## Start

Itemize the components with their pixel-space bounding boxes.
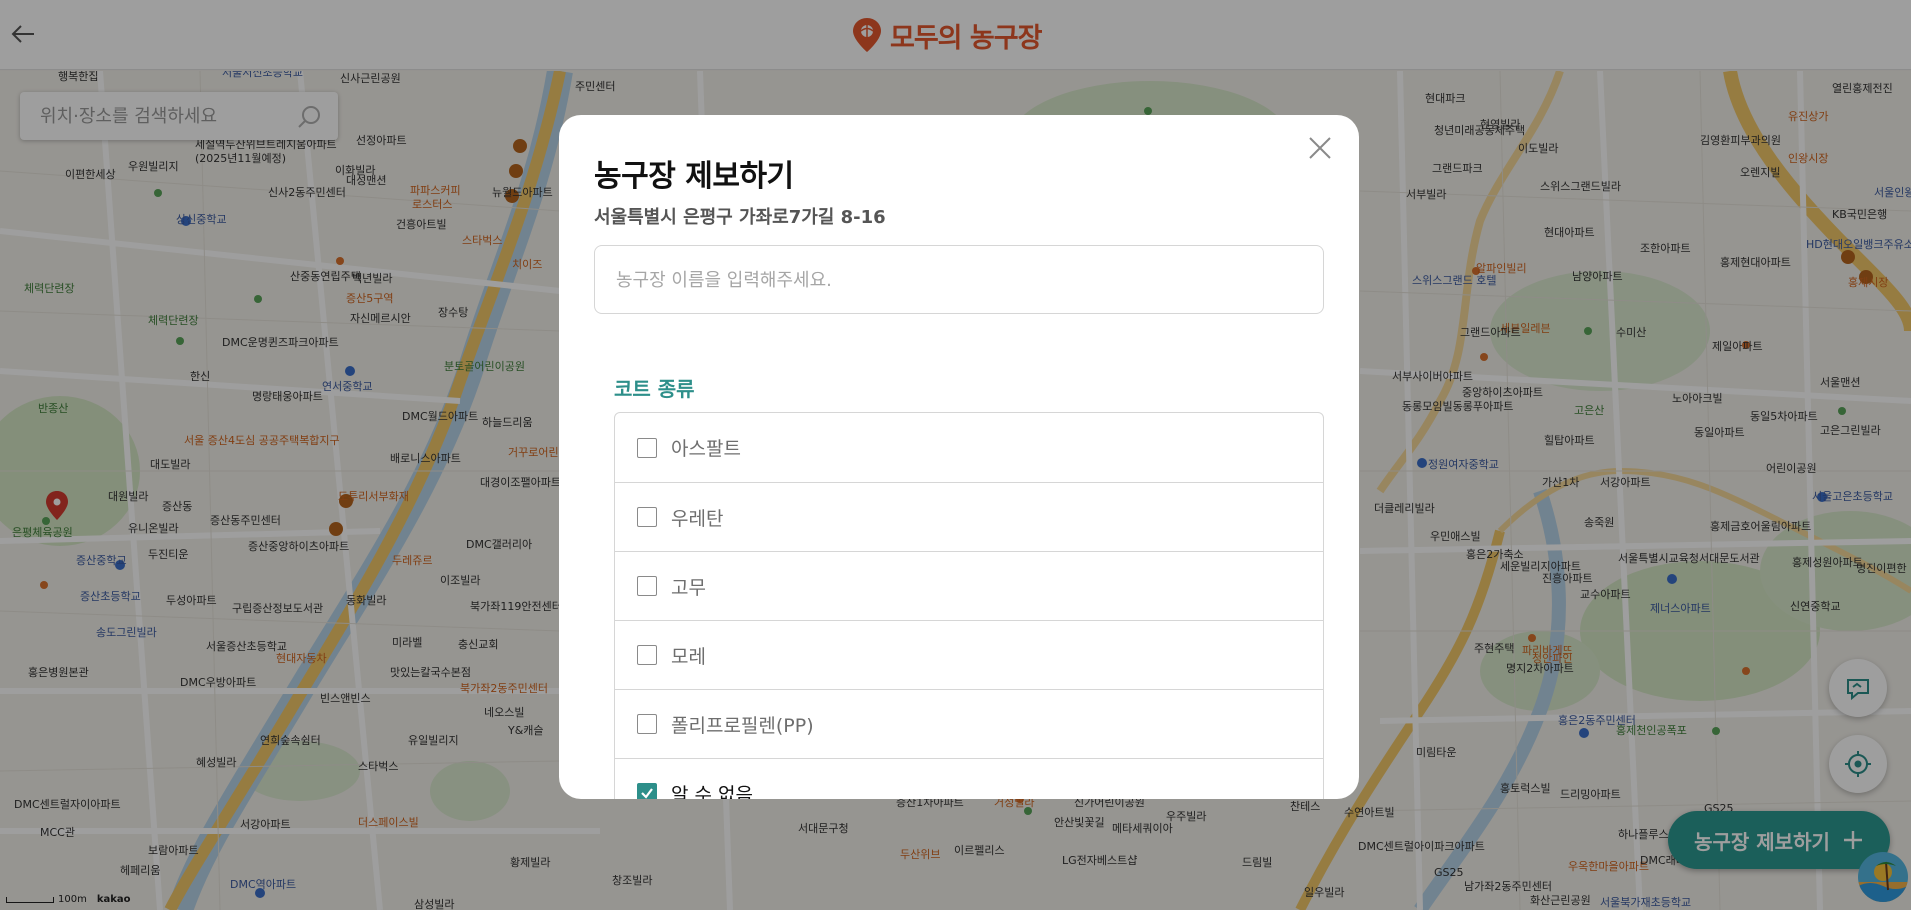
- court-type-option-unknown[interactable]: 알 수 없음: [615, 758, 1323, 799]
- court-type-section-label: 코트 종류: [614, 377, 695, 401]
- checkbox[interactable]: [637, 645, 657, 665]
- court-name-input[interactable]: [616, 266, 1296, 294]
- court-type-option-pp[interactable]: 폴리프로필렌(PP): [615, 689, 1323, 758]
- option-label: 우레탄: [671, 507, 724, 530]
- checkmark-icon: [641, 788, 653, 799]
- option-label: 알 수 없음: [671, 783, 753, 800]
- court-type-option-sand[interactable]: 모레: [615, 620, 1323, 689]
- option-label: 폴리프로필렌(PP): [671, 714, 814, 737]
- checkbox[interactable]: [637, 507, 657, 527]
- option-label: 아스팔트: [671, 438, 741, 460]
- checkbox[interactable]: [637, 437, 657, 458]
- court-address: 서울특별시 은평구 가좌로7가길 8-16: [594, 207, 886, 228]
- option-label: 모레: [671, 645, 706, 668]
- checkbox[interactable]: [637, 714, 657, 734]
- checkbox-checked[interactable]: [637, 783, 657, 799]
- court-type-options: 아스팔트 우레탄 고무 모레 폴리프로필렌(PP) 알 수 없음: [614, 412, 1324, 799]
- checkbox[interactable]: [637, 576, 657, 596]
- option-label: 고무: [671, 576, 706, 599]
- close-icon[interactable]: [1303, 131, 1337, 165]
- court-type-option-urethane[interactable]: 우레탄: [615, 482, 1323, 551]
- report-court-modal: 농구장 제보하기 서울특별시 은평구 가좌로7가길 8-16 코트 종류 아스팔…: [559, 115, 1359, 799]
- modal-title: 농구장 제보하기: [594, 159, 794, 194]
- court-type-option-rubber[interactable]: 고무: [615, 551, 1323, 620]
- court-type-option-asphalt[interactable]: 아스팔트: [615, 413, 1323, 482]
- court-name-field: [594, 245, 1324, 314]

## End

● Goal
Please transcribe every row above line for line, keeping each one unchanged, and leave out the pictures.

● Answer in full
Itemize the components with their pixel-space bounding boxes.
- court-type-option-unknown[interactable]: 알 수 없음: [615, 758, 1323, 799]
- court-type-section-label: 코트 종류: [614, 377, 695, 401]
- checkbox[interactable]: [637, 645, 657, 665]
- court-name-input[interactable]: [616, 266, 1296, 294]
- court-type-option-pp[interactable]: 폴리프로필렌(PP): [615, 689, 1323, 758]
- option-label: 우레탄: [671, 507, 724, 530]
- checkmark-icon: [641, 788, 653, 799]
- option-label: 알 수 없음: [671, 783, 753, 800]
- court-type-option-sand[interactable]: 모레: [615, 620, 1323, 689]
- option-label: 폴리프로필렌(PP): [671, 714, 814, 737]
- checkbox[interactable]: [637, 507, 657, 527]
- option-label: 아스팔트: [671, 438, 741, 460]
- checkbox[interactable]: [637, 437, 657, 458]
- court-address: 서울특별시 은평구 가좌로7가길 8-16: [594, 207, 886, 228]
- option-label: 모레: [671, 645, 706, 668]
- checkbox[interactable]: [637, 714, 657, 734]
- checkbox-checked[interactable]: [637, 783, 657, 799]
- court-type-options: 아스팔트 우레탄 고무 모레 폴리프로필렌(PP) 알 수 없음: [614, 412, 1324, 799]
- checkbox[interactable]: [637, 576, 657, 596]
- option-label: 고무: [671, 576, 706, 599]
- close-icon[interactable]: [1303, 131, 1337, 165]
- court-type-option-urethane[interactable]: 우레탄: [615, 482, 1323, 551]
- report-court-modal: 농구장 제보하기 서울특별시 은평구 가좌로7가길 8-16 코트 종류 아스팔…: [559, 115, 1359, 799]
- modal-title: 농구장 제보하기: [594, 159, 794, 194]
- court-type-option-rubber[interactable]: 고무: [615, 551, 1323, 620]
- court-type-option-asphalt[interactable]: 아스팔트: [615, 413, 1323, 482]
- court-name-field: [594, 245, 1324, 314]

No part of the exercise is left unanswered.